- Work required -
Scan the lines below for the word "icon". Copy each line you find it in.

(Dataset records)
_ _ _
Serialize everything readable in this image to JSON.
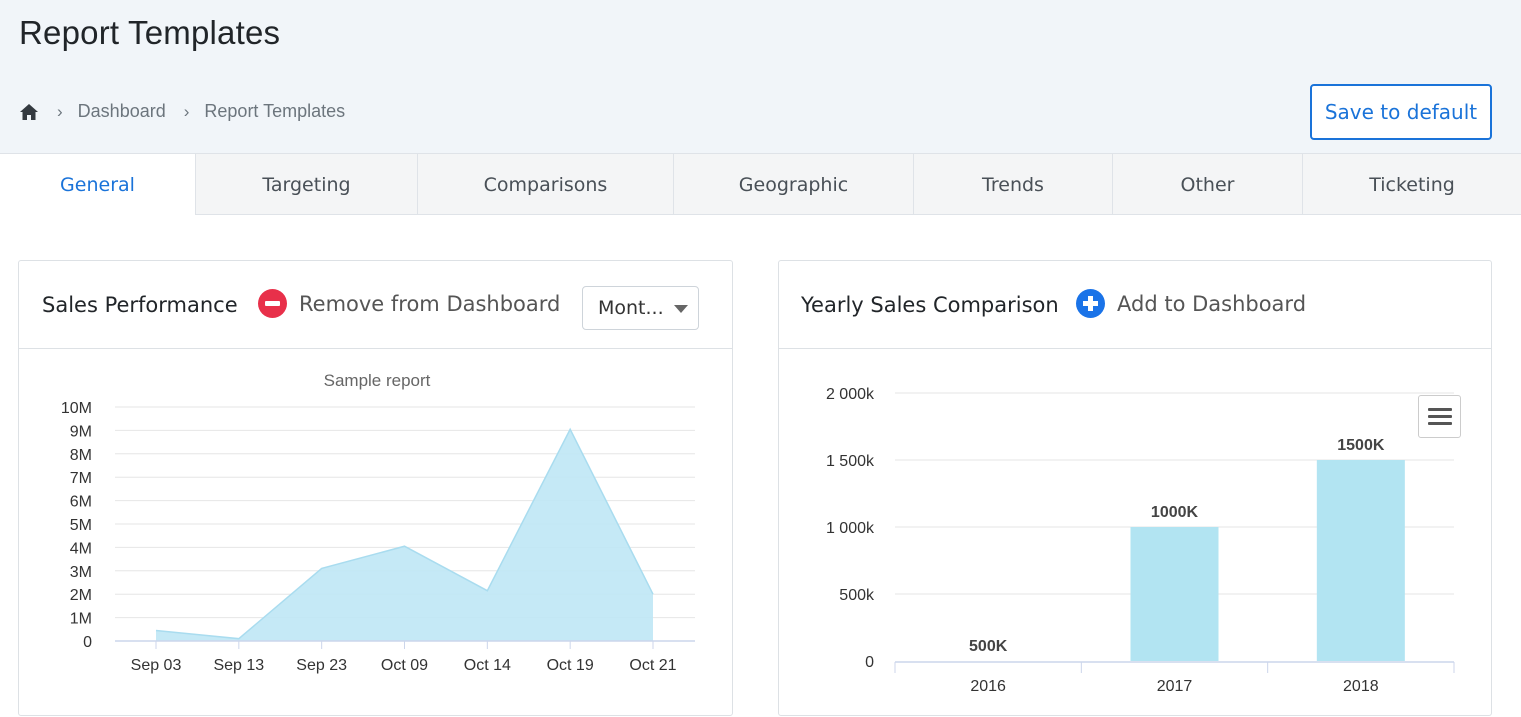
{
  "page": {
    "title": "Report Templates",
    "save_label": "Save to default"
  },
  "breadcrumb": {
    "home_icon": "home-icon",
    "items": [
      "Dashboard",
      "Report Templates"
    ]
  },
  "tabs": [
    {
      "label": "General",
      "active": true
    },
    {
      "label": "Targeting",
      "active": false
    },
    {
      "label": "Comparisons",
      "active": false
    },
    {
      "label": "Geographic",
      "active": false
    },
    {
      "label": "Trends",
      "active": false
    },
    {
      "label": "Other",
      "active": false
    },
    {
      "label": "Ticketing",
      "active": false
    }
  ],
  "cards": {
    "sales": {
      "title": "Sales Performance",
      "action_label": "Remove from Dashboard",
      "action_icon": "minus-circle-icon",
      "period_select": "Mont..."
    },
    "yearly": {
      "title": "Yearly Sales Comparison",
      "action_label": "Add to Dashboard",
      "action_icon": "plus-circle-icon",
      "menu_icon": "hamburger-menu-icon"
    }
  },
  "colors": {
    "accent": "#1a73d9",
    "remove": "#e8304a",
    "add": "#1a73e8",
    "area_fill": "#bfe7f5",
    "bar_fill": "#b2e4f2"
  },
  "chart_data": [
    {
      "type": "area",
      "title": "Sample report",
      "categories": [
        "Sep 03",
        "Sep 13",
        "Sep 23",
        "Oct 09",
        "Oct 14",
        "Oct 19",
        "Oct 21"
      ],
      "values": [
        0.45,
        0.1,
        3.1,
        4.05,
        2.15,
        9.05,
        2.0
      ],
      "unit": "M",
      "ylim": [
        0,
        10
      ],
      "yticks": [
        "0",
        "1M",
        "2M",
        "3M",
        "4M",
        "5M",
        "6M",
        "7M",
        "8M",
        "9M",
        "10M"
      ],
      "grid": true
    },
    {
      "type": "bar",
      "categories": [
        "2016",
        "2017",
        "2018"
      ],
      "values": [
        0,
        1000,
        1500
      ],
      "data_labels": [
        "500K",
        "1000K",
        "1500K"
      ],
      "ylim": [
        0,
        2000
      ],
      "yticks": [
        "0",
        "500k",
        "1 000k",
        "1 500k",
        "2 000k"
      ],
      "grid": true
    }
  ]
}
_ _ _
- Written response -
    "home_icon": "home-icon",
      "action_icon": "minus-circle-icon",
      "action_icon": "plus-circle-icon",
      "menu_icon": "hamburger-menu-icon"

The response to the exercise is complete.